(Dataset rows)
┌────────

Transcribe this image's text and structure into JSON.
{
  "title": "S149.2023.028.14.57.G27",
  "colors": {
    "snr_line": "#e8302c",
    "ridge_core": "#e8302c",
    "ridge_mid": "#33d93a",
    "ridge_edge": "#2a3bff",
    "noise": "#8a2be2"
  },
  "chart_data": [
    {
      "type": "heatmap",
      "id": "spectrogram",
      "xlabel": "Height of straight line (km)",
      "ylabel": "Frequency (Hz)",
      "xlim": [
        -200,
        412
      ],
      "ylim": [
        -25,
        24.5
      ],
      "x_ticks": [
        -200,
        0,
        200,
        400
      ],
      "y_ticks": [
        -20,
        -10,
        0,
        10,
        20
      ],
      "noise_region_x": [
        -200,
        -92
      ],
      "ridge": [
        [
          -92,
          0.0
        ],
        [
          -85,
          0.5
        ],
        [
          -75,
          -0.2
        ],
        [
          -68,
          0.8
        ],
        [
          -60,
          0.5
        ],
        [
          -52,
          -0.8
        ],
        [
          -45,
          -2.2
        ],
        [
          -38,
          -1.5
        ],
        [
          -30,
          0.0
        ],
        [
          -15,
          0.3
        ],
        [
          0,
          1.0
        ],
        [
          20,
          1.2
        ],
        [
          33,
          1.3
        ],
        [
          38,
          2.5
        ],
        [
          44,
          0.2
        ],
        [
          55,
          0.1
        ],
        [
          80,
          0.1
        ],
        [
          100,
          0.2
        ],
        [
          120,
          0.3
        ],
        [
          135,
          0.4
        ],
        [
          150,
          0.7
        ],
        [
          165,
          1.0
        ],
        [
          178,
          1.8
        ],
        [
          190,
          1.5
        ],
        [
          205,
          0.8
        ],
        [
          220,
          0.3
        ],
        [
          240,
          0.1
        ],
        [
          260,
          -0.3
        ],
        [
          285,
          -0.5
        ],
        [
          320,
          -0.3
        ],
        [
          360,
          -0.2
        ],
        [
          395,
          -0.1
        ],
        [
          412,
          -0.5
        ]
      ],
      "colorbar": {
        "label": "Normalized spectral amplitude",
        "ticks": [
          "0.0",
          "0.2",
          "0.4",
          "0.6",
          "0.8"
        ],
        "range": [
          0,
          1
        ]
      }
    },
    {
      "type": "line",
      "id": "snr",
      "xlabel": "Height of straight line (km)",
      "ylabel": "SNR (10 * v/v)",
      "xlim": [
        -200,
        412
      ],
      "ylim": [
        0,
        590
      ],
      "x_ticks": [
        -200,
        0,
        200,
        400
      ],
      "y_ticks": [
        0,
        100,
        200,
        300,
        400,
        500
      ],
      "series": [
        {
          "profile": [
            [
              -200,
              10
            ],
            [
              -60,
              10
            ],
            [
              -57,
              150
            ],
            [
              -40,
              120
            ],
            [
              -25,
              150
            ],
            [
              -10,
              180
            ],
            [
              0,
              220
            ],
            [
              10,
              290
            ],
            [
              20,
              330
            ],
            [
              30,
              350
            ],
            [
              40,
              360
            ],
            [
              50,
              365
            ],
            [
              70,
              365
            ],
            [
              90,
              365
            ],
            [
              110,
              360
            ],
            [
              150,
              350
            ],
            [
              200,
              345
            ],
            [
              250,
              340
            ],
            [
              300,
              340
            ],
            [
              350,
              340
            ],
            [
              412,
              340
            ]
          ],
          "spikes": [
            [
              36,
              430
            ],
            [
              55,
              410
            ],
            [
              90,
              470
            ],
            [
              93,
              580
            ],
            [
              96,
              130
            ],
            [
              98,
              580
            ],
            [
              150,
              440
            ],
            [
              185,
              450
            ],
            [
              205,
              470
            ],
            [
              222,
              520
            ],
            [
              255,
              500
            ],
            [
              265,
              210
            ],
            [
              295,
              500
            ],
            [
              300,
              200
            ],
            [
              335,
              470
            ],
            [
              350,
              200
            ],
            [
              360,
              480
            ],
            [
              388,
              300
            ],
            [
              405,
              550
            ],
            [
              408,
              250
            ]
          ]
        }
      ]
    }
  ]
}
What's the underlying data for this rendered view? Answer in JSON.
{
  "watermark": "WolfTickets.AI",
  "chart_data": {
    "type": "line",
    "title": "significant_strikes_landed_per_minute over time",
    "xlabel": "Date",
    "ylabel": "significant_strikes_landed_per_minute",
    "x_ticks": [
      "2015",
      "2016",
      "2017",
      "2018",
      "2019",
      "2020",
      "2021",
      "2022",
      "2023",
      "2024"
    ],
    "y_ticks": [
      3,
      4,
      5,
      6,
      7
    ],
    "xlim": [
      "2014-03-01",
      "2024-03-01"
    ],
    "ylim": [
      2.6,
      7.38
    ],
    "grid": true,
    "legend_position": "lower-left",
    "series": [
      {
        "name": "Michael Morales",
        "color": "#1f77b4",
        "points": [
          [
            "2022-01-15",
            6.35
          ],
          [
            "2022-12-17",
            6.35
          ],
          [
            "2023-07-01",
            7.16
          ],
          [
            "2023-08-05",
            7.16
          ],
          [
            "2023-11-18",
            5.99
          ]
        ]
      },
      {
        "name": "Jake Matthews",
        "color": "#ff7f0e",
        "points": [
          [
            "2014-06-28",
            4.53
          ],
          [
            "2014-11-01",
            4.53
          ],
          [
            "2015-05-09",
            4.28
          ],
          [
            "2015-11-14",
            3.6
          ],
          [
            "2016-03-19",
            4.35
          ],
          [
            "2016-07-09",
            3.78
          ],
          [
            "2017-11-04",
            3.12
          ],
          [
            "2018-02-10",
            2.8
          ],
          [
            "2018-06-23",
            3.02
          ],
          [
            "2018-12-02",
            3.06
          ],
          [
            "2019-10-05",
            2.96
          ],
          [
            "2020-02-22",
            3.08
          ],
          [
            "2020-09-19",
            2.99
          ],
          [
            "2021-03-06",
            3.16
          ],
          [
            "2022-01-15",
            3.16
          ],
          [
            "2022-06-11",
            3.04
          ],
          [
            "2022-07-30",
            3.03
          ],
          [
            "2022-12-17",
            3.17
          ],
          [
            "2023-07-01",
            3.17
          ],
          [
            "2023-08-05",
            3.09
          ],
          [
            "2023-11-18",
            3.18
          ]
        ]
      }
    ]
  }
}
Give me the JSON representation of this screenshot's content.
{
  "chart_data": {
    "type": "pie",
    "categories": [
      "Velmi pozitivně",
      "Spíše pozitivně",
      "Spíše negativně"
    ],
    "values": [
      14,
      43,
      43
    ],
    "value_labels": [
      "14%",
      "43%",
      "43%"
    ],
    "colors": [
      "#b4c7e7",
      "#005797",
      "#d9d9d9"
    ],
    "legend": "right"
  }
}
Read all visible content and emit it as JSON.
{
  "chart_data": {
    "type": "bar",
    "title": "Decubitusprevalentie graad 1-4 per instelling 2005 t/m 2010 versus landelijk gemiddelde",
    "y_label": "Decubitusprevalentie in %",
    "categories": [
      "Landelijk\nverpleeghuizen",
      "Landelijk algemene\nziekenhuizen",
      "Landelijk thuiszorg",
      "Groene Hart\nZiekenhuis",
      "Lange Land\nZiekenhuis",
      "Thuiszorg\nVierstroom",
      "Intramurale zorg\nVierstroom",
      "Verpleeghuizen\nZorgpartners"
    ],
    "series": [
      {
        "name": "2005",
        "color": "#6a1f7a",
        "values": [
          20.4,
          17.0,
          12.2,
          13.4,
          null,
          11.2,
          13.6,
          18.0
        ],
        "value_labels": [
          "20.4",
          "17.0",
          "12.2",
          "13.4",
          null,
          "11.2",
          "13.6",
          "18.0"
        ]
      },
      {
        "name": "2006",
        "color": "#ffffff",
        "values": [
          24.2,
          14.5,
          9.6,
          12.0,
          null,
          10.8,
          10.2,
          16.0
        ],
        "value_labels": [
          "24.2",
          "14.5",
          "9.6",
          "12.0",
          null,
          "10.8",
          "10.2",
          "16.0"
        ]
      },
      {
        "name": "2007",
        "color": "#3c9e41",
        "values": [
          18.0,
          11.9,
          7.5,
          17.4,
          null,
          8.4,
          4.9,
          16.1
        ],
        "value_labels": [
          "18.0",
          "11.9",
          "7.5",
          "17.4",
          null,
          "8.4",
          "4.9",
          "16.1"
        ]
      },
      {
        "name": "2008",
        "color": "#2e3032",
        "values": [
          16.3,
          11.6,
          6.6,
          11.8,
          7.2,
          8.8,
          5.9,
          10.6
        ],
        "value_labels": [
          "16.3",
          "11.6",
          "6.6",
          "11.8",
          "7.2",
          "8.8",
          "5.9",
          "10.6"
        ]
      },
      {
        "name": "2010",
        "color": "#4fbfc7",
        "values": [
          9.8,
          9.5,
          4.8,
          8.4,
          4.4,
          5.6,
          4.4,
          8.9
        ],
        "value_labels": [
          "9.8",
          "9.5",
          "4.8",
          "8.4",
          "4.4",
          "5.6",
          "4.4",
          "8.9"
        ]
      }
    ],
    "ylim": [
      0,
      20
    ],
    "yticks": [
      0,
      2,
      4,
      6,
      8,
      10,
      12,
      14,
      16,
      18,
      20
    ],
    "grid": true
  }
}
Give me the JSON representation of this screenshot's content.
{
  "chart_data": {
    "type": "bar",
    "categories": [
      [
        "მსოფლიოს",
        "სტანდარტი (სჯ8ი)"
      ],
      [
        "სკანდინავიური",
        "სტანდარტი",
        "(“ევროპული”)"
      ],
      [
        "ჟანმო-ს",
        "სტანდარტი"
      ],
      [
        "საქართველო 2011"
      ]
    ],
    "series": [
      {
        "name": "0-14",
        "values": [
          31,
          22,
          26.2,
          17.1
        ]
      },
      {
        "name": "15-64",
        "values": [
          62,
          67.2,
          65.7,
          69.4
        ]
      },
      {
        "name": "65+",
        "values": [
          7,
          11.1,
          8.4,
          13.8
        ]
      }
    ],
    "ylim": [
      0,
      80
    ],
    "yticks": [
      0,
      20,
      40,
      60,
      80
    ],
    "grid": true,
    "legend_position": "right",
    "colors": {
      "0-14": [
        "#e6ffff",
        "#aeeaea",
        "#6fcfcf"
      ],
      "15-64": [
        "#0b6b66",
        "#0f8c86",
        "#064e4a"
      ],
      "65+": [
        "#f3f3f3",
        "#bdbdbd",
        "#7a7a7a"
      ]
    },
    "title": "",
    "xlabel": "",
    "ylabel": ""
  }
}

└────────

## WORK TO COMPLETE
From the entries above, pull out each line that includes "xlabel".

## RESPONSE TO THIS EXERCISE
      "xlabel": "Height of straight line (km)",
      "xlabel": "Height of straight line (km)",
    "xlabel": "Date",
    "xlabel": "",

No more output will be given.